Inhalt

AG Hof, Beschluss v. 18.08.2025 – 001 F 648/25
Titel:

Akteneinsicht eines Verfahrensbeteiligten in ein abgeschlossenes einstweiliges Anordnungsverfahren

Normenkette:
FamFG § 13 Abs. 2, Abs. 7, § 54 Abs. 2
Leitsätze:
1. Der Anspruch auf Akteneinsicht der Verfahrensbeteiligten nach Abschluss des Verfahrens bestimmt sich nach § 13 Abs. 2 FamFG. (Rn. 11)
2. Ein einstweiliges Anordnungsverfahren ist durch Erlass des Beschlusses in der Hauptsache abgeschlossen, wenn nicht Antrag auf Neuentscheidung auf Grund mündlicher Verhandlung nach § 54 Abs. 2 FamFG gestellt ist. (Rn. 12)
3. Ein berechtigtes Interesse an der Akteneinsicht muss von dem jeweiligen Antragsteller dargelegt und ggf. glaubhaft gemacht werden, § 13 Abs. 2 FamFG. (Rn. 14 und 17)
Schlagworte:
Akteneinsicht, Anordnung, Aufenthalt, berechtigtes Interesse, Darlegung, einstweilige Anordnung, Glaubhaftmachung, Kenntnis, Umgang, Verfahren, Verfolgung, von Amts wegen, Akteneinsichtsgesuch, Ermessensausübung
Fundstelle:
BeckRS 2025, 21024

Tenor

Der Antrag der Kindsmutter auf Akteneinsicht wird abgelehnt.

____________________

» **IHRE AUFGABE**: Schreiben Sie aus dem obigen Beschluss zur Akteneinsicht einen Abschnitt ab. Beginnen Sie bei den Worten mit „AG Hof, Beschluss“ und hören Sie nach „ist. (Rn. 12)“ auf.

» **GEZEIGTES MATERIAL**:

____________________

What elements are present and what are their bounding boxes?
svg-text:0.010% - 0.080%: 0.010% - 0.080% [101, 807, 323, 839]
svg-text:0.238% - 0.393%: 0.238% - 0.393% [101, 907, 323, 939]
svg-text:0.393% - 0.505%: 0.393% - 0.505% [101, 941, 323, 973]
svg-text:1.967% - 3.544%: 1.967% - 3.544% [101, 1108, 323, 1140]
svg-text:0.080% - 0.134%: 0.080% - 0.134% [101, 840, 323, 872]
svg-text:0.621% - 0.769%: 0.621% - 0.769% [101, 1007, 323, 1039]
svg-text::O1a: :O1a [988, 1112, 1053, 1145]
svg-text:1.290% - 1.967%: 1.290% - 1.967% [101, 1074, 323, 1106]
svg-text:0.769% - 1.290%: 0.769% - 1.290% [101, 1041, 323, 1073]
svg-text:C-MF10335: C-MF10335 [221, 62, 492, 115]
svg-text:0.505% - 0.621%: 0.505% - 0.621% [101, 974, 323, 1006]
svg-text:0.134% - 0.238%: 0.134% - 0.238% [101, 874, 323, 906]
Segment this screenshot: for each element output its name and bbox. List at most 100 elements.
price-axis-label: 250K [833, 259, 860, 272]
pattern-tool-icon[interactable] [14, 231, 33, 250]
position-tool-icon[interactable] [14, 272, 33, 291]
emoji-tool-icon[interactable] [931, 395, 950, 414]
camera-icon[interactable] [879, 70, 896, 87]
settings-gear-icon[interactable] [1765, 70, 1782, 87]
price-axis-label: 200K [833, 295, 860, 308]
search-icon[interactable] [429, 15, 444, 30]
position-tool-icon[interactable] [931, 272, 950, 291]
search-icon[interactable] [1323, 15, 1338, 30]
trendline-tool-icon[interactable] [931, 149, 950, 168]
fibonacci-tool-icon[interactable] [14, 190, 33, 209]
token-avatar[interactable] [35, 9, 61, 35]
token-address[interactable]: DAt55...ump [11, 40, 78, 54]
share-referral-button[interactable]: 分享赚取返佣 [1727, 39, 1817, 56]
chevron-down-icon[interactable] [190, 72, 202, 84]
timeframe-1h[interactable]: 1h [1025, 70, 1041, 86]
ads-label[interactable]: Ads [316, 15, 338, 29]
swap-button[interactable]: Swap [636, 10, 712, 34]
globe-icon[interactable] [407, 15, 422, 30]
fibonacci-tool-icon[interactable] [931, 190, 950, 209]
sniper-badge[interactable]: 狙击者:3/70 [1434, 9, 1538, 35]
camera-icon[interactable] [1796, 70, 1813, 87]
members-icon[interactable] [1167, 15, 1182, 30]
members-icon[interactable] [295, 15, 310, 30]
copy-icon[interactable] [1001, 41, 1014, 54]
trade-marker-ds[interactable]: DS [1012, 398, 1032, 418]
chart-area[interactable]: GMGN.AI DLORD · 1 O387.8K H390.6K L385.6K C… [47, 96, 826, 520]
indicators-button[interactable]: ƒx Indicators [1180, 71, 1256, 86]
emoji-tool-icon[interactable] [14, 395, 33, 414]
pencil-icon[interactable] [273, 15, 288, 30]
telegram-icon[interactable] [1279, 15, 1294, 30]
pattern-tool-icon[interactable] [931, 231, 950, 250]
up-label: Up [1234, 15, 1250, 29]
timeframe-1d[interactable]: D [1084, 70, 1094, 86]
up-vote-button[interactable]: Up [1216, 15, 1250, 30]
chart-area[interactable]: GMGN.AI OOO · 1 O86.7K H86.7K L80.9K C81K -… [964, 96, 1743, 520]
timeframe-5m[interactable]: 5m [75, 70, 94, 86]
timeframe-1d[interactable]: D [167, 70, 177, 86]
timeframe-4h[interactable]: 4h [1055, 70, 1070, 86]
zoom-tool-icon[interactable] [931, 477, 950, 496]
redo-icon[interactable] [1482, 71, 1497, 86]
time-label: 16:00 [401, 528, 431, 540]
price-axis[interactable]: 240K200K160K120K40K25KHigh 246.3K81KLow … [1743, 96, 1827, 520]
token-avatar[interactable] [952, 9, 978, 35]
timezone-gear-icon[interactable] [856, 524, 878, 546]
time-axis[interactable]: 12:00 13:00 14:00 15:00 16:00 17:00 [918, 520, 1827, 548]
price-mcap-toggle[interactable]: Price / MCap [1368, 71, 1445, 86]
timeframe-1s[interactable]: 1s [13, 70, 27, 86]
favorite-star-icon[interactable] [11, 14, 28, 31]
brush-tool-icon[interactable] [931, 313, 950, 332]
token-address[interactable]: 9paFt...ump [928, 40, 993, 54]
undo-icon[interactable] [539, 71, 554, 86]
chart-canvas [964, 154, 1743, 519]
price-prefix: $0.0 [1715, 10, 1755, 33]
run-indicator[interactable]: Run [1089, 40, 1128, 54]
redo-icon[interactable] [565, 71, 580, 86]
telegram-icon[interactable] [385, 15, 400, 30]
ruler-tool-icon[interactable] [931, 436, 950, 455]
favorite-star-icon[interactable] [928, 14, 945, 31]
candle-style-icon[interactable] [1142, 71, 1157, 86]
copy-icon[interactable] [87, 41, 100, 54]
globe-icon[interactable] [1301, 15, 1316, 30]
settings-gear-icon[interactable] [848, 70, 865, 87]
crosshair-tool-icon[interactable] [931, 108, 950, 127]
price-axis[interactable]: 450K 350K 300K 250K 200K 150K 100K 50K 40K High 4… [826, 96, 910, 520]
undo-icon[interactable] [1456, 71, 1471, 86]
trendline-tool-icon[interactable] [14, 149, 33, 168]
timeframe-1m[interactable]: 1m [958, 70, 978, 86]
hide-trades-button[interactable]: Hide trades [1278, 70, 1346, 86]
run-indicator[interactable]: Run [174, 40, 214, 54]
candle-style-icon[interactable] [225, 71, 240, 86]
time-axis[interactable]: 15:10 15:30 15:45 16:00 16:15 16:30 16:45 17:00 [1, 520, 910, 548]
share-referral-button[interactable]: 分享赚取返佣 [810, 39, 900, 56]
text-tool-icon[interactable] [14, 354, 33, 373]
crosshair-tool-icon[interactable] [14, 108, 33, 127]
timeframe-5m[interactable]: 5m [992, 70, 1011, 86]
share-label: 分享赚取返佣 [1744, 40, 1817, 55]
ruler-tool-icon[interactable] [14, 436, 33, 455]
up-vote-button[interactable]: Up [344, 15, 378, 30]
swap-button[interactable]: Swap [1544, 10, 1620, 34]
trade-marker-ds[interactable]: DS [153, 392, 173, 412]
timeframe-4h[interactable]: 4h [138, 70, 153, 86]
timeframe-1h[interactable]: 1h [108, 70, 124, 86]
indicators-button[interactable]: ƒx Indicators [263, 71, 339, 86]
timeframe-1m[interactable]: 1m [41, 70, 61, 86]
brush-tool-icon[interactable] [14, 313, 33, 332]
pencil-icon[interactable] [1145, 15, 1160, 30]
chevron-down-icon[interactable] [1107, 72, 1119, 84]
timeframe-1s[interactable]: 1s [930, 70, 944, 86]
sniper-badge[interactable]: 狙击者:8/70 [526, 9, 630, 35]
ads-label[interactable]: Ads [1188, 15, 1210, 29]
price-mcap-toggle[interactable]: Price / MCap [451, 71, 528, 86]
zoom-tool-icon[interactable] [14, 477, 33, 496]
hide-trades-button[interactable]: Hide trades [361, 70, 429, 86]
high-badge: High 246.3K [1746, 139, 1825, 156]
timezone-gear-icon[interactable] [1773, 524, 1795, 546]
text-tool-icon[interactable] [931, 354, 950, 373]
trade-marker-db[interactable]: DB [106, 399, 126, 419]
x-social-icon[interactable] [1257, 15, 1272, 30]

____________________

» **DIE ANTWORT**:
AG Hof, Beschluss v. 18.08.2025 – 001 F 648/25
Titel:

Akteneinsicht eines Verfahrensbeteiligten in ein abgeschlossenes einstweiliges Anordnungsverfahren

Normenkette:
FamFG § 13 Abs. 2, Abs. 7, § 54 Abs. 2
Leitsätze:
1. Der Anspruch auf Akteneinsicht der Verfahrensbeteiligten nach Abschluss des Verfahrens bestimmt sich nach § 13 Abs. 2 FamFG. (Rn. 11)
2. Ein einstweiliges Anordnungsverfahren ist durch Erlass des Beschlusses in der Hauptsache abgeschlossen, wenn nicht Antrag auf Neuentscheidung auf Grund mündlicher Verhandlung nach § 54 Abs. 2 FamFG gestellt ist. (Rn. 12)